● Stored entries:
━━━━━━━━━━

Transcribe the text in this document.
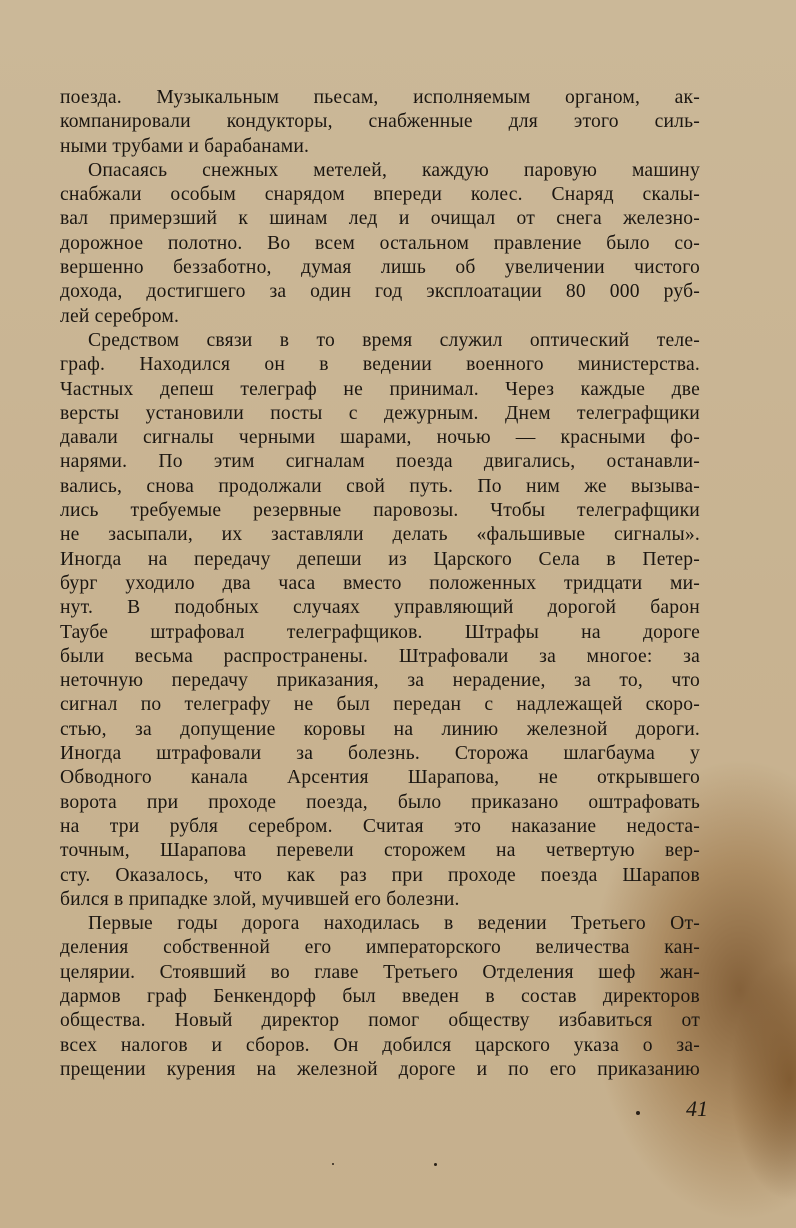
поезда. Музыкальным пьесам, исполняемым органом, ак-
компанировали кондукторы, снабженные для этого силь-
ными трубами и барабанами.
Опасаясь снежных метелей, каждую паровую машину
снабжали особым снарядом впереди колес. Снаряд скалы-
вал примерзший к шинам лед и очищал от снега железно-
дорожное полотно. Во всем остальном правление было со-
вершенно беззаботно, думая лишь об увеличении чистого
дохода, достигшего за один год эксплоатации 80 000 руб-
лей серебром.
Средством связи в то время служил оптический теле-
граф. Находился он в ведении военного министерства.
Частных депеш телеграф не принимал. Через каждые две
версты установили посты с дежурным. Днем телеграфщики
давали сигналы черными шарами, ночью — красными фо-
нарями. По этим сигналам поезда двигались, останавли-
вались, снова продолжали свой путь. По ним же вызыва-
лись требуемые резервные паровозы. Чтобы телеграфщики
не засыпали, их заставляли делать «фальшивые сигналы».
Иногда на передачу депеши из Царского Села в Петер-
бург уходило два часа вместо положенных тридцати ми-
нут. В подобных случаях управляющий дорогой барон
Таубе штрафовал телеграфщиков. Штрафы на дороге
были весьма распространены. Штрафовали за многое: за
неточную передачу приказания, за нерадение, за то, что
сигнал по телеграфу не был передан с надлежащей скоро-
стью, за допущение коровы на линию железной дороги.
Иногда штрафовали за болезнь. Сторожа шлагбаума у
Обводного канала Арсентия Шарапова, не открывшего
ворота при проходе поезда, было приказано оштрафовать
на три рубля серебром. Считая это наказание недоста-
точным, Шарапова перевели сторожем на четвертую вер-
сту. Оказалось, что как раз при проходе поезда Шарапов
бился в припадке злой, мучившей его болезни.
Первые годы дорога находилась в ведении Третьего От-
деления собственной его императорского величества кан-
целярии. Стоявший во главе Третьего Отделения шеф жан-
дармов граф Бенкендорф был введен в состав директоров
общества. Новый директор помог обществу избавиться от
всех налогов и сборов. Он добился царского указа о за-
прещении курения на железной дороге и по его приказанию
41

━━━━━━━━━━

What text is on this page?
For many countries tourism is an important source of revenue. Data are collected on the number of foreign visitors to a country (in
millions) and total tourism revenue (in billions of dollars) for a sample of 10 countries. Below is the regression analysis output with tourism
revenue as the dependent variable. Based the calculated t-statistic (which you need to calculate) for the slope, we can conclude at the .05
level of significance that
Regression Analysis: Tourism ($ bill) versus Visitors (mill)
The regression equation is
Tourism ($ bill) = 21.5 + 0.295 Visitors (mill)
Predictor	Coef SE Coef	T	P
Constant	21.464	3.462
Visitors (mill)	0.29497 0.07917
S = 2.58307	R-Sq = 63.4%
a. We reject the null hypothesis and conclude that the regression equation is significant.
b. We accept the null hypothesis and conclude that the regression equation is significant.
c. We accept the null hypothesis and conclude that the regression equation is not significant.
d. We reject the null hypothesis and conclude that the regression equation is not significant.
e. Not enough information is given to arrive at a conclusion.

━━━━━━━━━━

● Job:
Search the preceding listing for "Иногда" and extract every line where it is found.

● Solution for this exercise:
Иногда на передачу депеши из Царского Села в Петер-
Иногда штрафовали за болезнь. Сторожа шлагбаума у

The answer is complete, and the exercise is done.